:: Given records ::
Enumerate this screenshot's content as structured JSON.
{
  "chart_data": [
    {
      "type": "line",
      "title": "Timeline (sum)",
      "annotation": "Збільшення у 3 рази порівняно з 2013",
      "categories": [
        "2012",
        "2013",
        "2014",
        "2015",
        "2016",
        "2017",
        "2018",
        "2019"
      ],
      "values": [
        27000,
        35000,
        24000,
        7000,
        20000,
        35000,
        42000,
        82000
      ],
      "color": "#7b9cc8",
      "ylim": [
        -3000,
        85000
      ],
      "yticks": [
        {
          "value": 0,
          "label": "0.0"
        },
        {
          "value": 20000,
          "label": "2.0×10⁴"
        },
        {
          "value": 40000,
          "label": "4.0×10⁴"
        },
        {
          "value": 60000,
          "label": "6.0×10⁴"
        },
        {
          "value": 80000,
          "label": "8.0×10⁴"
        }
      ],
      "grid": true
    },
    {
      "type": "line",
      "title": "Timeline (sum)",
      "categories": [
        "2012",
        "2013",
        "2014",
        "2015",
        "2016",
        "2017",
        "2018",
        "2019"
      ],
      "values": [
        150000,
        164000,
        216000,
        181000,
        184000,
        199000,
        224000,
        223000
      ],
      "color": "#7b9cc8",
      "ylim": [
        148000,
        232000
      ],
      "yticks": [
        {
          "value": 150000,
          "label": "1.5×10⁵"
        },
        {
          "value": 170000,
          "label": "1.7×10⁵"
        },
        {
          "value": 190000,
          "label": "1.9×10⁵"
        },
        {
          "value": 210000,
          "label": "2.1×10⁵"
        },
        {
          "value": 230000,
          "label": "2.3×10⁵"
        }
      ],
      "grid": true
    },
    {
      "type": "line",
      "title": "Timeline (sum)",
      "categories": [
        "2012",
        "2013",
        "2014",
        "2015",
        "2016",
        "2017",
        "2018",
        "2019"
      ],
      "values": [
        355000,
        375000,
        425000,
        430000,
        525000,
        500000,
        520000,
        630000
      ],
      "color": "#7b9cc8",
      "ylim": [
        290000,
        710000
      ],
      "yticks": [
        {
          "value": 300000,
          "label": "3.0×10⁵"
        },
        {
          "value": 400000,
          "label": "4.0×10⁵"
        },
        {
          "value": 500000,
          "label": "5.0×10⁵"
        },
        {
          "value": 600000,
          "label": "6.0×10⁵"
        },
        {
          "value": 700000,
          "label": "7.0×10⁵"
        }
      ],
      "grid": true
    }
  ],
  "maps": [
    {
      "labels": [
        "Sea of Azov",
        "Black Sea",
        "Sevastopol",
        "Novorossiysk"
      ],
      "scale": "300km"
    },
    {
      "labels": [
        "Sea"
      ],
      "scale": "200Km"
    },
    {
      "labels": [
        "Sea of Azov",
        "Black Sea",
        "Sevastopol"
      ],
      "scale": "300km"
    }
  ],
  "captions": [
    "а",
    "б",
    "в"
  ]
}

:: What is needed ::
Retype each record exactly, leaving nothing out.

:: Output for this task ::
Enumerate this screenshot's content as structured JSON.
{
  "chart_data": [
    {
      "type": "line",
      "title": "Timeline (sum)",
      "annotation": "Збільшення у 3 рази порівняно з 2013",
      "categories": [
        "2012",
        "2013",
        "2014",
        "2015",
        "2016",
        "2017",
        "2018",
        "2019"
      ],
      "values": [
        27000,
        35000,
        24000,
        7000,
        20000,
        35000,
        42000,
        82000
      ],
      "color": "#7b9cc8",
      "ylim": [
        -3000,
        85000
      ],
      "yticks": [
        {
          "value": 0,
          "label": "0.0"
        },
        {
          "value": 20000,
          "label": "2.0×10⁴"
        },
        {
          "value": 40000,
          "label": "4.0×10⁴"
        },
        {
          "value": 60000,
          "label": "6.0×10⁴"
        },
        {
          "value": 80000,
          "label": "8.0×10⁴"
        }
      ],
      "grid": true
    },
    {
      "type": "line",
      "title": "Timeline (sum)",
      "categories": [
        "2012",
        "2013",
        "2014",
        "2015",
        "2016",
        "2017",
        "2018",
        "2019"
      ],
      "values": [
        150000,
        164000,
        216000,
        181000,
        184000,
        199000,
        224000,
        223000
      ],
      "color": "#7b9cc8",
      "ylim": [
        148000,
        232000
      ],
      "yticks": [
        {
          "value": 150000,
          "label": "1.5×10⁵"
        },
        {
          "value": 170000,
          "label": "1.7×10⁵"
        },
        {
          "value": 190000,
          "label": "1.9×10⁵"
        },
        {
          "value": 210000,
          "label": "2.1×10⁵"
        },
        {
          "value": 230000,
          "label": "2.3×10⁵"
        }
      ],
      "grid": true
    },
    {
      "type": "line",
      "title": "Timeline (sum)",
      "categories": [
        "2012",
        "2013",
        "2014",
        "2015",
        "2016",
        "2017",
        "2018",
        "2019"
      ],
      "values": [
        355000,
        375000,
        425000,
        430000,
        525000,
        500000,
        520000,
        630000
      ],
      "color": "#7b9cc8",
      "ylim": [
        290000,
        710000
      ],
      "yticks": [
        {
          "value": 300000,
          "label": "3.0×10⁵"
        },
        {
          "value": 400000,
          "label": "4.0×10⁵"
        },
        {
          "value": 500000,
          "label": "5.0×10⁵"
        },
        {
          "value": 600000,
          "label": "6.0×10⁵"
        },
        {
          "value": 700000,
          "label": "7.0×10⁵"
        }
      ],
      "grid": true
    }
  ],
  "maps": [
    {
      "labels": [
        "Sea of Azov",
        "Black Sea",
        "Sevastopol",
        "Novorossiysk"
      ],
      "scale": "300km"
    },
    {
      "labels": [
        "Sea"
      ],
      "scale": "200Km"
    },
    {
      "labels": [
        "Sea of Azov",
        "Black Sea",
        "Sevastopol"
      ],
      "scale": "300km"
    }
  ],
  "captions": [
    "а",
    "б",
    "в"
  ]
}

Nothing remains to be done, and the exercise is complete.